Collected data entries:
———

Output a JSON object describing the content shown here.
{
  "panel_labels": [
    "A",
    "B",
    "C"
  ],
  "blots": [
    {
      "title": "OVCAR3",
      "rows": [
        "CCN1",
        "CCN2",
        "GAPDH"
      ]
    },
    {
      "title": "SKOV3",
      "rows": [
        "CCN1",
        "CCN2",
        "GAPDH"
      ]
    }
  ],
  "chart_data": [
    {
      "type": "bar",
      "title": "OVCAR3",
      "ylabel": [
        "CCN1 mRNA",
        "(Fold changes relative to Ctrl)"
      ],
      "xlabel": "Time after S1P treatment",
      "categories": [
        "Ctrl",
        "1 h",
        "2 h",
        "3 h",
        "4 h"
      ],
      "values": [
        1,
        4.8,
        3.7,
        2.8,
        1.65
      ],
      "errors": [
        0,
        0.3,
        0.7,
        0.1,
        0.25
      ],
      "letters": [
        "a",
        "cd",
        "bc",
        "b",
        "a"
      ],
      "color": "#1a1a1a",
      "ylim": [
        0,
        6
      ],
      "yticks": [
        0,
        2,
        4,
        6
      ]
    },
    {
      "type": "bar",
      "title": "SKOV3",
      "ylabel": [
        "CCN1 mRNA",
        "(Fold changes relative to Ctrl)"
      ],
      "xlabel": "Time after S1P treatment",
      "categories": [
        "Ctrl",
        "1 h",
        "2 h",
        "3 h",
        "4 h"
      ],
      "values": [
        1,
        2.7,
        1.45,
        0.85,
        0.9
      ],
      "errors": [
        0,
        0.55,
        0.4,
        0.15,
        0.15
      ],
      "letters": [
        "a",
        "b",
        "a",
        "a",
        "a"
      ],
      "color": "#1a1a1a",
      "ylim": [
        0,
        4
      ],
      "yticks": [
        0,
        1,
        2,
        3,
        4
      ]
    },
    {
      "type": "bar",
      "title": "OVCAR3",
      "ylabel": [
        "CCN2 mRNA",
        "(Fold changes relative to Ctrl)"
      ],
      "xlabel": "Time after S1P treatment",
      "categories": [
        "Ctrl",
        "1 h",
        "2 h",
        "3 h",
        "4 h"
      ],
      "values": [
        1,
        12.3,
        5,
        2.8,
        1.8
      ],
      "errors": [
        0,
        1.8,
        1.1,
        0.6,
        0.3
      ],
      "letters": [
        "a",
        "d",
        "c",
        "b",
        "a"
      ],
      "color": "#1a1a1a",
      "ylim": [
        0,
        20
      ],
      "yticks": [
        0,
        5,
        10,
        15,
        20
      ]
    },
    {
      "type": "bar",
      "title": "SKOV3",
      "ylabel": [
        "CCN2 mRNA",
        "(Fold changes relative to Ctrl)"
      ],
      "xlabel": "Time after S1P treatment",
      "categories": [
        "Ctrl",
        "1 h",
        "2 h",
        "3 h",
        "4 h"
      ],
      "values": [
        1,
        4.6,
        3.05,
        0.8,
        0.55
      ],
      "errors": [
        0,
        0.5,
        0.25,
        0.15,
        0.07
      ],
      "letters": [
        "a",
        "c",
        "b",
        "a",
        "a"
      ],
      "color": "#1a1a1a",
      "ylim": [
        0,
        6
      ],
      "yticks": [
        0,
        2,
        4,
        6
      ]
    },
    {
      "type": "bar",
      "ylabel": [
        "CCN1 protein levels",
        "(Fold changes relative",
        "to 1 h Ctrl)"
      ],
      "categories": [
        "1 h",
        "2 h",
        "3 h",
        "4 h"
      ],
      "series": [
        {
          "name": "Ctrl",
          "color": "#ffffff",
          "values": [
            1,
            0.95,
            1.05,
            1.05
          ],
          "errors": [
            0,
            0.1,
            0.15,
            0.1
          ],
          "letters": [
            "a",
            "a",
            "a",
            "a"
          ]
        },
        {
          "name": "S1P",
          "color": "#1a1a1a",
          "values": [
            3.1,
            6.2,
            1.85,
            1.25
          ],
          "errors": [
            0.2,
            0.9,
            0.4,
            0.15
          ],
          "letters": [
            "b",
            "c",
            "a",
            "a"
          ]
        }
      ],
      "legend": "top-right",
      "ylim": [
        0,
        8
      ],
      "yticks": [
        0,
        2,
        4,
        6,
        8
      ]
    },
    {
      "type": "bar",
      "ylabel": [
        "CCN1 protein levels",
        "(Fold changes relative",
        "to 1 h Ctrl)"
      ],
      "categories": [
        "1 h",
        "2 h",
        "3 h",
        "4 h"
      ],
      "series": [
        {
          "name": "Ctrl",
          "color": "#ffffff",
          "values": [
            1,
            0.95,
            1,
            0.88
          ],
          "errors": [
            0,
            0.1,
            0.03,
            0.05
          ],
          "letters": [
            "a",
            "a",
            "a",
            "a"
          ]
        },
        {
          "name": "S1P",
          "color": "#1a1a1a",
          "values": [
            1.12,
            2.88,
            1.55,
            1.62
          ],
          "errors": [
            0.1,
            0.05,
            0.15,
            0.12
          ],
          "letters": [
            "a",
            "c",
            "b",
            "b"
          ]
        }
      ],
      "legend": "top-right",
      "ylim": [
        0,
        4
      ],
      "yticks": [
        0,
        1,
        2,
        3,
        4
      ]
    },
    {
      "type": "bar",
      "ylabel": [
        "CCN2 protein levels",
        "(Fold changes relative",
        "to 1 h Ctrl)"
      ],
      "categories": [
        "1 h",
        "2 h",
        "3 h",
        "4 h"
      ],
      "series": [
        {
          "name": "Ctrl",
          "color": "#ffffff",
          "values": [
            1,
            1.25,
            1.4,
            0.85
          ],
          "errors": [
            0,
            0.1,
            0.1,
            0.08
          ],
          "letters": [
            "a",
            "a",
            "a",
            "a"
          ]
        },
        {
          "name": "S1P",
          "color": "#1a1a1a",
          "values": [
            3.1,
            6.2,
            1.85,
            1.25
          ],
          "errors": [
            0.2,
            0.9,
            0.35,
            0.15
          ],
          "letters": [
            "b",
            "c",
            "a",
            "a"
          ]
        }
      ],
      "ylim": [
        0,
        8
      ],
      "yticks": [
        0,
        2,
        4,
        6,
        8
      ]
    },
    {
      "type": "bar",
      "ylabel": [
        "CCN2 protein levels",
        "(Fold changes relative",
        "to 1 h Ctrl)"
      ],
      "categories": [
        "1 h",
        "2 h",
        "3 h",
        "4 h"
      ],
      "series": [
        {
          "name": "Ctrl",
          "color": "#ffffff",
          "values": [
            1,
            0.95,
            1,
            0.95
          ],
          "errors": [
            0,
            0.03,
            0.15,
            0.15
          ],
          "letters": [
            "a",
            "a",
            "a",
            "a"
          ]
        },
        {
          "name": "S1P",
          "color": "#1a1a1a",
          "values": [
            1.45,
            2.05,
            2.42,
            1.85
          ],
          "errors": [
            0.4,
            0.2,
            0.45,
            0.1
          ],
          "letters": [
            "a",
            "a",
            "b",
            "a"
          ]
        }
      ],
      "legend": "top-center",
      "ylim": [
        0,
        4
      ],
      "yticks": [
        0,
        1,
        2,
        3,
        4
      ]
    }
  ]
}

———

## What you are asked to do
This exercise calls for every record to be restated word for word.

## Solution to this task
Output a JSON object describing the content shown here.
{
  "panel_labels": [
    "A",
    "B",
    "C"
  ],
  "blots": [
    {
      "title": "OVCAR3",
      "rows": [
        "CCN1",
        "CCN2",
        "GAPDH"
      ]
    },
    {
      "title": "SKOV3",
      "rows": [
        "CCN1",
        "CCN2",
        "GAPDH"
      ]
    }
  ],
  "chart_data": [
    {
      "type": "bar",
      "title": "OVCAR3",
      "ylabel": [
        "CCN1 mRNA",
        "(Fold changes relative to Ctrl)"
      ],
      "xlabel": "Time after S1P treatment",
      "categories": [
        "Ctrl",
        "1 h",
        "2 h",
        "3 h",
        "4 h"
      ],
      "values": [
        1,
        4.8,
        3.7,
        2.8,
        1.65
      ],
      "errors": [
        0,
        0.3,
        0.7,
        0.1,
        0.25
      ],
      "letters": [
        "a",
        "cd",
        "bc",
        "b",
        "a"
      ],
      "color": "#1a1a1a",
      "ylim": [
        0,
        6
      ],
      "yticks": [
        0,
        2,
        4,
        6
      ]
    },
    {
      "type": "bar",
      "title": "SKOV3",
      "ylabel": [
        "CCN1 mRNA",
        "(Fold changes relative to Ctrl)"
      ],
      "xlabel": "Time after S1P treatment",
      "categories": [
        "Ctrl",
        "1 h",
        "2 h",
        "3 h",
        "4 h"
      ],
      "values": [
        1,
        2.7,
        1.45,
        0.85,
        0.9
      ],
      "errors": [
        0,
        0.55,
        0.4,
        0.15,
        0.15
      ],
      "letters": [
        "a",
        "b",
        "a",
        "a",
        "a"
      ],
      "color": "#1a1a1a",
      "ylim": [
        0,
        4
      ],
      "yticks": [
        0,
        1,
        2,
        3,
        4
      ]
    },
    {
      "type": "bar",
      "title": "OVCAR3",
      "ylabel": [
        "CCN2 mRNA",
        "(Fold changes relative to Ctrl)"
      ],
      "xlabel": "Time after S1P treatment",
      "categories": [
        "Ctrl",
        "1 h",
        "2 h",
        "3 h",
        "4 h"
      ],
      "values": [
        1,
        12.3,
        5,
        2.8,
        1.8
      ],
      "errors": [
        0,
        1.8,
        1.1,
        0.6,
        0.3
      ],
      "letters": [
        "a",
        "d",
        "c",
        "b",
        "a"
      ],
      "color": "#1a1a1a",
      "ylim": [
        0,
        20
      ],
      "yticks": [
        0,
        5,
        10,
        15,
        20
      ]
    },
    {
      "type": "bar",
      "title": "SKOV3",
      "ylabel": [
        "CCN2 mRNA",
        "(Fold changes relative to Ctrl)"
      ],
      "xlabel": "Time after S1P treatment",
      "categories": [
        "Ctrl",
        "1 h",
        "2 h",
        "3 h",
        "4 h"
      ],
      "values": [
        1,
        4.6,
        3.05,
        0.8,
        0.55
      ],
      "errors": [
        0,
        0.5,
        0.25,
        0.15,
        0.07
      ],
      "letters": [
        "a",
        "c",
        "b",
        "a",
        "a"
      ],
      "color": "#1a1a1a",
      "ylim": [
        0,
        6
      ],
      "yticks": [
        0,
        2,
        4,
        6
      ]
    },
    {
      "type": "bar",
      "ylabel": [
        "CCN1 protein levels",
        "(Fold changes relative",
        "to 1 h Ctrl)"
      ],
      "categories": [
        "1 h",
        "2 h",
        "3 h",
        "4 h"
      ],
      "series": [
        {
          "name": "Ctrl",
          "color": "#ffffff",
          "values": [
            1,
            0.95,
            1.05,
            1.05
          ],
          "errors": [
            0,
            0.1,
            0.15,
            0.1
          ],
          "letters": [
            "a",
            "a",
            "a",
            "a"
          ]
        },
        {
          "name": "S1P",
          "color": "#1a1a1a",
          "values": [
            3.1,
            6.2,
            1.85,
            1.25
          ],
          "errors": [
            0.2,
            0.9,
            0.4,
            0.15
          ],
          "letters": [
            "b",
            "c",
            "a",
            "a"
          ]
        }
      ],
      "legend": "top-right",
      "ylim": [
        0,
        8
      ],
      "yticks": [
        0,
        2,
        4,
        6,
        8
      ]
    },
    {
      "type": "bar",
      "ylabel": [
        "CCN1 protein levels",
        "(Fold changes relative",
        "to 1 h Ctrl)"
      ],
      "categories": [
        "1 h",
        "2 h",
        "3 h",
        "4 h"
      ],
      "series": [
        {
          "name": "Ctrl",
          "color": "#ffffff",
          "values": [
            1,
            0.95,
            1,
            0.88
          ],
          "errors": [
            0,
            0.1,
            0.03,
            0.05
          ],
          "letters": [
            "a",
            "a",
            "a",
            "a"
          ]
        },
        {
          "name": "S1P",
          "color": "#1a1a1a",
          "values": [
            1.12,
            2.88,
            1.55,
            1.62
          ],
          "errors": [
            0.1,
            0.05,
            0.15,
            0.12
          ],
          "letters": [
            "a",
            "c",
            "b",
            "b"
          ]
        }
      ],
      "legend": "top-right",
      "ylim": [
        0,
        4
      ],
      "yticks": [
        0,
        1,
        2,
        3,
        4
      ]
    },
    {
      "type": "bar",
      "ylabel": [
        "CCN2 protein levels",
        "(Fold changes relative",
        "to 1 h Ctrl)"
      ],
      "categories": [
        "1 h",
        "2 h",
        "3 h",
        "4 h"
      ],
      "series": [
        {
          "name": "Ctrl",
          "color": "#ffffff",
          "values": [
            1,
            1.25,
            1.4,
            0.85
          ],
          "errors": [
            0,
            0.1,
            0.1,
            0.08
          ],
          "letters": [
            "a",
            "a",
            "a",
            "a"
          ]
        },
        {
          "name": "S1P",
          "color": "#1a1a1a",
          "values": [
            3.1,
            6.2,
            1.85,
            1.25
          ],
          "errors": [
            0.2,
            0.9,
            0.35,
            0.15
          ],
          "letters": [
            "b",
            "c",
            "a",
            "a"
          ]
        }
      ],
      "ylim": [
        0,
        8
      ],
      "yticks": [
        0,
        2,
        4,
        6,
        8
      ]
    },
    {
      "type": "bar",
      "ylabel": [
        "CCN2 protein levels",
        "(Fold changes relative",
        "to 1 h Ctrl)"
      ],
      "categories": [
        "1 h",
        "2 h",
        "3 h",
        "4 h"
      ],
      "series": [
        {
          "name": "Ctrl",
          "color": "#ffffff",
          "values": [
            1,
            0.95,
            1,
            0.95
          ],
          "errors": [
            0,
            0.03,
            0.15,
            0.15
          ],
          "letters": [
            "a",
            "a",
            "a",
            "a"
          ]
        },
        {
          "name": "S1P",
          "color": "#1a1a1a",
          "values": [
            1.45,
            2.05,
            2.42,
            1.85
          ],
          "errors": [
            0.4,
            0.2,
            0.45,
            0.1
          ],
          "letters": [
            "a",
            "a",
            "b",
            "a"
          ]
        }
      ],
      "legend": "top-center",
      "ylim": [
        0,
        4
      ],
      "yticks": [
        0,
        1,
        2,
        3,
        4
      ]
    }
  ]
}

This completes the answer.